→ **WHAT TO PRODUCE**: Return, word for word, every line that follows.

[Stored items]
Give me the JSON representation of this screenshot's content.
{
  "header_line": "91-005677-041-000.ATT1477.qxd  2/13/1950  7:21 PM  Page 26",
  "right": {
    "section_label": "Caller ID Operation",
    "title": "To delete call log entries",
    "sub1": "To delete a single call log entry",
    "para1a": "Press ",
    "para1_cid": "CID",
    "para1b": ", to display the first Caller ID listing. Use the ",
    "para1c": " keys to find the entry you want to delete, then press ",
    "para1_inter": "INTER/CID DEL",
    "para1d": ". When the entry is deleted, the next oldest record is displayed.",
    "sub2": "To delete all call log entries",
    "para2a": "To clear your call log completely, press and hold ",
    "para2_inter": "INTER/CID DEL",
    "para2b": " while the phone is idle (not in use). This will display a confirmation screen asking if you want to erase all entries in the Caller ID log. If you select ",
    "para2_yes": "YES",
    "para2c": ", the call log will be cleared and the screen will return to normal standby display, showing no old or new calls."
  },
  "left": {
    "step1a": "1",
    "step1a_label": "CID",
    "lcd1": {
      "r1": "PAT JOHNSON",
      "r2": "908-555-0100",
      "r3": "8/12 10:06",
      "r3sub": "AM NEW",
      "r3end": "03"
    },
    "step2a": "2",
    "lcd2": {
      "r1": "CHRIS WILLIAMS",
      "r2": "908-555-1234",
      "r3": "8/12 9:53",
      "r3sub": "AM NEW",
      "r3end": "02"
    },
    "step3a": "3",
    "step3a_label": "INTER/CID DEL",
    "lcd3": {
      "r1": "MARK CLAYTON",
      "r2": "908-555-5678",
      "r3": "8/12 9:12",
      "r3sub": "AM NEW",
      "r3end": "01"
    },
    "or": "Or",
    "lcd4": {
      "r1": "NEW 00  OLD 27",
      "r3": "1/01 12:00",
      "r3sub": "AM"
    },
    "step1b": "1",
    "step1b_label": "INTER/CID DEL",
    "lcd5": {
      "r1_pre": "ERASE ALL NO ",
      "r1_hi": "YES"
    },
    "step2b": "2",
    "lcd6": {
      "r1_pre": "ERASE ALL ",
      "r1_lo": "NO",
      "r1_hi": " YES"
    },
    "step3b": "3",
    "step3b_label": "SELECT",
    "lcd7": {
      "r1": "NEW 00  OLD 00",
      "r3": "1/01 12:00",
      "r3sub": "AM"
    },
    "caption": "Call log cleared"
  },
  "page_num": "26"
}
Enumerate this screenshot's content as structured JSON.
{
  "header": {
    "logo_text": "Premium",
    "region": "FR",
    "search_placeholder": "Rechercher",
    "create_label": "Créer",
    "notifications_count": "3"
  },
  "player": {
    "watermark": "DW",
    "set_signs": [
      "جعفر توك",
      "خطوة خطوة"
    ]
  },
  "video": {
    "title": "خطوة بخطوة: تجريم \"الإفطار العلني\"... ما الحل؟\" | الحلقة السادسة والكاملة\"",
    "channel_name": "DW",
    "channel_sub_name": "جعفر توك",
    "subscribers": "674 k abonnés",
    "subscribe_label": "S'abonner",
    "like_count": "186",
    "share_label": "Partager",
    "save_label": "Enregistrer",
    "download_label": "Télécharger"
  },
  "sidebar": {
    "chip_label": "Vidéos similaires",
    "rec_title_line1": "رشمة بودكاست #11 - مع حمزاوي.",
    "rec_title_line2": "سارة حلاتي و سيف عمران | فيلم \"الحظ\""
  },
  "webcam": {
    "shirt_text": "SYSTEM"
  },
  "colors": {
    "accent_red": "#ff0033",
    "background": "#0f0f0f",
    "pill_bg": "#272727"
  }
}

→ **WRITTEN RESPONSE**:
Give me the JSON representation of this screenshot's content.
{
  "header_line": "91-005677-041-000.ATT1477.qxd  2/13/1950  7:21 PM  Page 26",
  "right": {
    "section_label": "Caller ID Operation",
    "title": "To delete call log entries",
    "sub1": "To delete a single call log entry",
    "para1a": "Press ",
    "para1_cid": "CID",
    "para1b": ", to display the first Caller ID listing. Use the ",
    "para1c": " keys to find the entry you want to delete, then press ",
    "para1_inter": "INTER/CID DEL",
    "para1d": ". When the entry is deleted, the next oldest record is displayed.",
    "sub2": "To delete all call log entries",
    "para2a": "To clear your call log completely, press and hold ",
    "para2_inter": "INTER/CID DEL",
    "para2b": " while the phone is idle (not in use). This will display a confirmation screen asking if you want to erase all entries in the Caller ID log. If you select ",
    "para2_yes": "YES",
    "para2c": ", the call log will be cleared and the screen will return to normal standby display, showing no old or new calls."
  },
  "left": {
    "step1a": "1",
    "step1a_label": "CID",
    "lcd1": {
      "r1": "PAT JOHNSON",
      "r2": "908-555-0100",
      "r3": "8/12 10:06",
      "r3sub": "AM NEW",
      "r3end": "03"
    },
    "step2a": "2",
    "lcd2": {
      "r1": "CHRIS WILLIAMS",
      "r2": "908-555-1234",
      "r3": "8/12 9:53",
      "r3sub": "AM NEW",
      "r3end": "02"
    },
    "step3a": "3",
    "step3a_label": "INTER/CID DEL",
    "lcd3": {
      "r1": "MARK CLAYTON",
      "r2": "908-555-5678",
      "r3": "8/12 9:12",
      "r3sub": "AM NEW",
      "r3end": "01"
    },
    "or": "Or",
    "lcd4": {
      "r1": "NEW 00  OLD 27",
      "r3": "1/01 12:00",
      "r3sub": "AM"
    },
    "step1b": "1",
    "step1b_label": "INTER/CID DEL",
    "lcd5": {
      "r1_pre": "ERASE ALL NO ",
      "r1_hi": "YES"
    },
    "step2b": "2",
    "lcd6": {
      "r1_pre": "ERASE ALL ",
      "r1_lo": "NO",
      "r1_hi": " YES"
    },
    "step3b": "3",
    "step3b_label": "SELECT",
    "lcd7": {
      "r1": "NEW 00  OLD 00",
      "r3": "1/01 12:00",
      "r3sub": "AM"
    },
    "caption": "Call log cleared"
  },
  "page_num": "26"
}
Enumerate this screenshot's content as structured JSON.
{
  "header": {
    "logo_text": "Premium",
    "region": "FR",
    "search_placeholder": "Rechercher",
    "create_label": "Créer",
    "notifications_count": "3"
  },
  "player": {
    "watermark": "DW",
    "set_signs": [
      "جعفر توك",
      "خطوة خطوة"
    ]
  },
  "video": {
    "title": "خطوة بخطوة: تجريم \"الإفطار العلني\"... ما الحل؟\" | الحلقة السادسة والكاملة\"",
    "channel_name": "DW",
    "channel_sub_name": "جعفر توك",
    "subscribers": "674 k abonnés",
    "subscribe_label": "S'abonner",
    "like_count": "186",
    "share_label": "Partager",
    "save_label": "Enregistrer",
    "download_label": "Télécharger"
  },
  "sidebar": {
    "chip_label": "Vidéos similaires",
    "rec_title_line1": "رشمة بودكاست #11 - مع حمزاوي.",
    "rec_title_line2": "سارة حلاتي و سيف عمران | فيلم \"الحظ\""
  },
  "webcam": {
    "shirt_text": "SYSTEM"
  },
  "colors": {
    "accent_red": "#ff0033",
    "background": "#0f0f0f",
    "pill_bg": "#272727"
  }
}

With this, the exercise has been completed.